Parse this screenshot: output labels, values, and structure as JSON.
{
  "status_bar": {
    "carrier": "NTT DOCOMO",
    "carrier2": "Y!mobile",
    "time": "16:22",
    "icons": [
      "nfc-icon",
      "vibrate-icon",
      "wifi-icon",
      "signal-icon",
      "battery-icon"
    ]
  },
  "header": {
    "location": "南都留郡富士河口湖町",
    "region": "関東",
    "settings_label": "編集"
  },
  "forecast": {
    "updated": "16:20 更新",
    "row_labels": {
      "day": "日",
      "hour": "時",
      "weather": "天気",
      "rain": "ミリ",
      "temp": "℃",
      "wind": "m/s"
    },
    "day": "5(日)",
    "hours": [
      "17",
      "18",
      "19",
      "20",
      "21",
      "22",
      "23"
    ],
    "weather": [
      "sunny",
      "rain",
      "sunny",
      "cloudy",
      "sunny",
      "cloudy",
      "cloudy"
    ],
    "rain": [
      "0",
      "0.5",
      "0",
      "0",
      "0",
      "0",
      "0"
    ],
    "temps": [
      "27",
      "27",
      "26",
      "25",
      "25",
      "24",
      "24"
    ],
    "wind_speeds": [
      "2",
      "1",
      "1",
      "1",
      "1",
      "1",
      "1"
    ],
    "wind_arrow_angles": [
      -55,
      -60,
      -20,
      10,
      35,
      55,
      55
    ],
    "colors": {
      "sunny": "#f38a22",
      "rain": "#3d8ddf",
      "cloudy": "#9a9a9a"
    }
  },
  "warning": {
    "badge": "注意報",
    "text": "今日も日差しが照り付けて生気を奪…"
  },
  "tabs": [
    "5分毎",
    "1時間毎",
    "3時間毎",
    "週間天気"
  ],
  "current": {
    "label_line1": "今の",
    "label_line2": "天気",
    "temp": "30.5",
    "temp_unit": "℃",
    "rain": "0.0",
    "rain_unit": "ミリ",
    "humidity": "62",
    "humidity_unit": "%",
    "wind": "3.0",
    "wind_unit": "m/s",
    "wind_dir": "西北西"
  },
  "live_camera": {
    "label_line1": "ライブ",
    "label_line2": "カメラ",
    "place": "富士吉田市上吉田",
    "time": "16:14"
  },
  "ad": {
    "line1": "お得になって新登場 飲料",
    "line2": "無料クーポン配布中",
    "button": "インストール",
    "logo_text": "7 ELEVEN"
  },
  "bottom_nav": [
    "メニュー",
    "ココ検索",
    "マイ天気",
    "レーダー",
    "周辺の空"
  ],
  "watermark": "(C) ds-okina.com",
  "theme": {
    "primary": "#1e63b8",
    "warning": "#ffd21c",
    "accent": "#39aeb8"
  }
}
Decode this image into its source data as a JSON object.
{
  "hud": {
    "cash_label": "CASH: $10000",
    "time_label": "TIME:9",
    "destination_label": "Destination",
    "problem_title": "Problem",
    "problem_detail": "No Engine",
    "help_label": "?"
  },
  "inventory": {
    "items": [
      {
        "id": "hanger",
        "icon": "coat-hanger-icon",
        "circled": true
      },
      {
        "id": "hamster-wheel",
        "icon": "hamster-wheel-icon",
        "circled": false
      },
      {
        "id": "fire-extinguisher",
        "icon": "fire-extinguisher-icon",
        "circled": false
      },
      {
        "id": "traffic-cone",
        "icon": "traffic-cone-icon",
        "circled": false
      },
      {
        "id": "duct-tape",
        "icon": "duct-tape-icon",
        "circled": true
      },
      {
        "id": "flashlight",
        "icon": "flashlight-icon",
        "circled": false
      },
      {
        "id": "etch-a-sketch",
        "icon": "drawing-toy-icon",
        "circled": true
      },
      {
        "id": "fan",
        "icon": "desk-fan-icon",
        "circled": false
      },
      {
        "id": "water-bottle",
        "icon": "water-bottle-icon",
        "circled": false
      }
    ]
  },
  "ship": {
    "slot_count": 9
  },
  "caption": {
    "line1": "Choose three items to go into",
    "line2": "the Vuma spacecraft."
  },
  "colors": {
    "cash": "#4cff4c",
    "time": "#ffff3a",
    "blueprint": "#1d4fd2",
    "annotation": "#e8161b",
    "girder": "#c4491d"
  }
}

# # # # # # #

#### [Task objective]
Write out every record, exactly as written.

#### [Result of the task]
Parse this screenshot: output labels, values, and structure as JSON.
{
  "status_bar": {
    "carrier": "NTT DOCOMO",
    "carrier2": "Y!mobile",
    "time": "16:22",
    "icons": [
      "nfc-icon",
      "vibrate-icon",
      "wifi-icon",
      "signal-icon",
      "battery-icon"
    ]
  },
  "header": {
    "location": "南都留郡富士河口湖町",
    "region": "関東",
    "settings_label": "編集"
  },
  "forecast": {
    "updated": "16:20 更新",
    "row_labels": {
      "day": "日",
      "hour": "時",
      "weather": "天気",
      "rain": "ミリ",
      "temp": "℃",
      "wind": "m/s"
    },
    "day": "5(日)",
    "hours": [
      "17",
      "18",
      "19",
      "20",
      "21",
      "22",
      "23"
    ],
    "weather": [
      "sunny",
      "rain",
      "sunny",
      "cloudy",
      "sunny",
      "cloudy",
      "cloudy"
    ],
    "rain": [
      "0",
      "0.5",
      "0",
      "0",
      "0",
      "0",
      "0"
    ],
    "temps": [
      "27",
      "27",
      "26",
      "25",
      "25",
      "24",
      "24"
    ],
    "wind_speeds": [
      "2",
      "1",
      "1",
      "1",
      "1",
      "1",
      "1"
    ],
    "wind_arrow_angles": [
      -55,
      -60,
      -20,
      10,
      35,
      55,
      55
    ],
    "colors": {
      "sunny": "#f38a22",
      "rain": "#3d8ddf",
      "cloudy": "#9a9a9a"
    }
  },
  "warning": {
    "badge": "注意報",
    "text": "今日も日差しが照り付けて生気を奪…"
  },
  "tabs": [
    "5分毎",
    "1時間毎",
    "3時間毎",
    "週間天気"
  ],
  "current": {
    "label_line1": "今の",
    "label_line2": "天気",
    "temp": "30.5",
    "temp_unit": "℃",
    "rain": "0.0",
    "rain_unit": "ミリ",
    "humidity": "62",
    "humidity_unit": "%",
    "wind": "3.0",
    "wind_unit": "m/s",
    "wind_dir": "西北西"
  },
  "live_camera": {
    "label_line1": "ライブ",
    "label_line2": "カメラ",
    "place": "富士吉田市上吉田",
    "time": "16:14"
  },
  "ad": {
    "line1": "お得になって新登場 飲料",
    "line2": "無料クーポン配布中",
    "button": "インストール",
    "logo_text": "7 ELEVEN"
  },
  "bottom_nav": [
    "メニュー",
    "ココ検索",
    "マイ天気",
    "レーダー",
    "周辺の空"
  ],
  "watermark": "(C) ds-okina.com",
  "theme": {
    "primary": "#1e63b8",
    "warning": "#ffd21c",
    "accent": "#39aeb8"
  }
}
Decode this image into its source data as a JSON object.
{
  "hud": {
    "cash_label": "CASH: $10000",
    "time_label": "TIME:9",
    "destination_label": "Destination",
    "problem_title": "Problem",
    "problem_detail": "No Engine",
    "help_label": "?"
  },
  "inventory": {
    "items": [
      {
        "id": "hanger",
        "icon": "coat-hanger-icon",
        "circled": true
      },
      {
        "id": "hamster-wheel",
        "icon": "hamster-wheel-icon",
        "circled": false
      },
      {
        "id": "fire-extinguisher",
        "icon": "fire-extinguisher-icon",
        "circled": false
      },
      {
        "id": "traffic-cone",
        "icon": "traffic-cone-icon",
        "circled": false
      },
      {
        "id": "duct-tape",
        "icon": "duct-tape-icon",
        "circled": true
      },
      {
        "id": "flashlight",
        "icon": "flashlight-icon",
        "circled": false
      },
      {
        "id": "etch-a-sketch",
        "icon": "drawing-toy-icon",
        "circled": true
      },
      {
        "id": "fan",
        "icon": "desk-fan-icon",
        "circled": false
      },
      {
        "id": "water-bottle",
        "icon": "water-bottle-icon",
        "circled": false
      }
    ]
  },
  "ship": {
    "slot_count": 9
  },
  "caption": {
    "line1": "Choose three items to go into",
    "line2": "the Vuma spacecraft."
  },
  "colors": {
    "cash": "#4cff4c",
    "time": "#ffff3a",
    "blueprint": "#1d4fd2",
    "annotation": "#e8161b",
    "girder": "#c4491d"
  }
}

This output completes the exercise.